> _What you are asked to do_: Gather all lines from the material that contain "πίνακα".

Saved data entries
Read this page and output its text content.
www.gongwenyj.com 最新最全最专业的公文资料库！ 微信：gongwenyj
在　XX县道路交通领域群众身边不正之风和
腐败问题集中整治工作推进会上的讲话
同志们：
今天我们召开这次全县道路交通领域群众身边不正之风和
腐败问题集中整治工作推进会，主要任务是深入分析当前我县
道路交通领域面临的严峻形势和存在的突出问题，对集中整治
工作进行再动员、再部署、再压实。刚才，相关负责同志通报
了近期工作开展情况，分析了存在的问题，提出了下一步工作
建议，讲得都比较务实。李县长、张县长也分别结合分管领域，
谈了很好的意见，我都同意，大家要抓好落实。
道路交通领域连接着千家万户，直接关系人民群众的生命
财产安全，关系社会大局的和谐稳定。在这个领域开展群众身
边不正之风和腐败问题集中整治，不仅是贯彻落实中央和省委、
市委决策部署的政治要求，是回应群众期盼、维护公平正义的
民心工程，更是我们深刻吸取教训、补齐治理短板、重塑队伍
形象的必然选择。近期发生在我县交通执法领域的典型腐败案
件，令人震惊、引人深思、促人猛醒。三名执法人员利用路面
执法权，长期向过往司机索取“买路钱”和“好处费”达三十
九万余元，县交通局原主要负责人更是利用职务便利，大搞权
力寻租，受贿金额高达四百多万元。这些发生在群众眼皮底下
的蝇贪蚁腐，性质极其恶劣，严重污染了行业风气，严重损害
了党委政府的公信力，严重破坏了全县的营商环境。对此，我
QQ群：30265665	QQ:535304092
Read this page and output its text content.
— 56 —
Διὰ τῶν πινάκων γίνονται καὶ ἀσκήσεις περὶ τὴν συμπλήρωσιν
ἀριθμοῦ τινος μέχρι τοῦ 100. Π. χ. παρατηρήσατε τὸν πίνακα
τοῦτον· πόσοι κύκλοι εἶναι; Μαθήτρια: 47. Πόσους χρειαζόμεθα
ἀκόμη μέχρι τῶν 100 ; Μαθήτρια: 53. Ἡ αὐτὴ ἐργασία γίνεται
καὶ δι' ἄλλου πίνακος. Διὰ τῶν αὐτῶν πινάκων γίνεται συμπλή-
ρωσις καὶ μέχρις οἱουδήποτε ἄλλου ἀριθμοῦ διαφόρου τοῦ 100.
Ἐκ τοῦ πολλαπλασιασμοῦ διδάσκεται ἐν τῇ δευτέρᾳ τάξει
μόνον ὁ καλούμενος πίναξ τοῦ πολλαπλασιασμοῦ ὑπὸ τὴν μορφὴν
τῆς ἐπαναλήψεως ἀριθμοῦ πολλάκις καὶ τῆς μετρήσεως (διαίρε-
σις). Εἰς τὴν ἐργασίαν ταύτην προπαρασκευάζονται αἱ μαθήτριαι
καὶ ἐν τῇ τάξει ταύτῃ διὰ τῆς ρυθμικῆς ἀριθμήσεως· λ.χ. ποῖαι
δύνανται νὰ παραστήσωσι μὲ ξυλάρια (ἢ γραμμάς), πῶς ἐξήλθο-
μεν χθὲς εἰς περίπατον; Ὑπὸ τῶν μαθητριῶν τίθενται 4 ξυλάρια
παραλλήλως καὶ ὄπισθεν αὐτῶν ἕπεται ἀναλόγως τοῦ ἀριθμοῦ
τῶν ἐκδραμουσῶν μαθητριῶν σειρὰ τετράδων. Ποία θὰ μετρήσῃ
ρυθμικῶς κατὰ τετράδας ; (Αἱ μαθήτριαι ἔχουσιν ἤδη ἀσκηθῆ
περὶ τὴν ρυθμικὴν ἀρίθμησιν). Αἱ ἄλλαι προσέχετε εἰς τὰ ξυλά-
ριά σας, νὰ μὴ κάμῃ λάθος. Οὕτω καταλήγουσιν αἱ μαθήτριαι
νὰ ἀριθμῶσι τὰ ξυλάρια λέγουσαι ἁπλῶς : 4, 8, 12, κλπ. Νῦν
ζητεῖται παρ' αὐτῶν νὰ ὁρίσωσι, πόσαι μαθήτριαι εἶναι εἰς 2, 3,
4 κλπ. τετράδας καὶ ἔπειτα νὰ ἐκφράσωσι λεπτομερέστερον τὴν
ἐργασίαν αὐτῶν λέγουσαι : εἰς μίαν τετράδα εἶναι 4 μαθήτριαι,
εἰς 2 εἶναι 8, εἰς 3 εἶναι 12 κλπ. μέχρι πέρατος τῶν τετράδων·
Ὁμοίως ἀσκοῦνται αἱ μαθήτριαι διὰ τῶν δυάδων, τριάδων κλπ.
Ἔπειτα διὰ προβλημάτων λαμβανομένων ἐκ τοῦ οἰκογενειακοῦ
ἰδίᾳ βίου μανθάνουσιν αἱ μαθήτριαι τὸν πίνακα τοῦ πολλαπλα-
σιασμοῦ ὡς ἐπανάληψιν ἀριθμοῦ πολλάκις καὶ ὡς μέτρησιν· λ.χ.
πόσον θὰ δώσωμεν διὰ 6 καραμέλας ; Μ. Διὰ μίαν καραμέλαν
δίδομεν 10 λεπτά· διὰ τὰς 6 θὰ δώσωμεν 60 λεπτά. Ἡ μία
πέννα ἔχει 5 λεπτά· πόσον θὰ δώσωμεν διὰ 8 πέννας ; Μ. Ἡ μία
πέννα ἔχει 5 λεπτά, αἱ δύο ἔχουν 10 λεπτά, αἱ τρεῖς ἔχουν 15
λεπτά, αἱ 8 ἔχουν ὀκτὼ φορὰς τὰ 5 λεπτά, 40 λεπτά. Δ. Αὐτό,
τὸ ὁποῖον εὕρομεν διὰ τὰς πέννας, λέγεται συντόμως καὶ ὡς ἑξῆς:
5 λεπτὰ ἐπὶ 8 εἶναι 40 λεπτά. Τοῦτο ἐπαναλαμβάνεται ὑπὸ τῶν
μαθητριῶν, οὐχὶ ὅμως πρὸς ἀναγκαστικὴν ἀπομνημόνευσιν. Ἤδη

> _Complete answer_:
ἀριθμοῦ τινος μέχρι τοῦ 100. Π. χ. παρατηρήσατε τὸν πίνακα
ἰδίᾳ βίου μανθάνουσιν αἱ μαθήτριαι τὸν πίνακα τοῦ πολλαπλα-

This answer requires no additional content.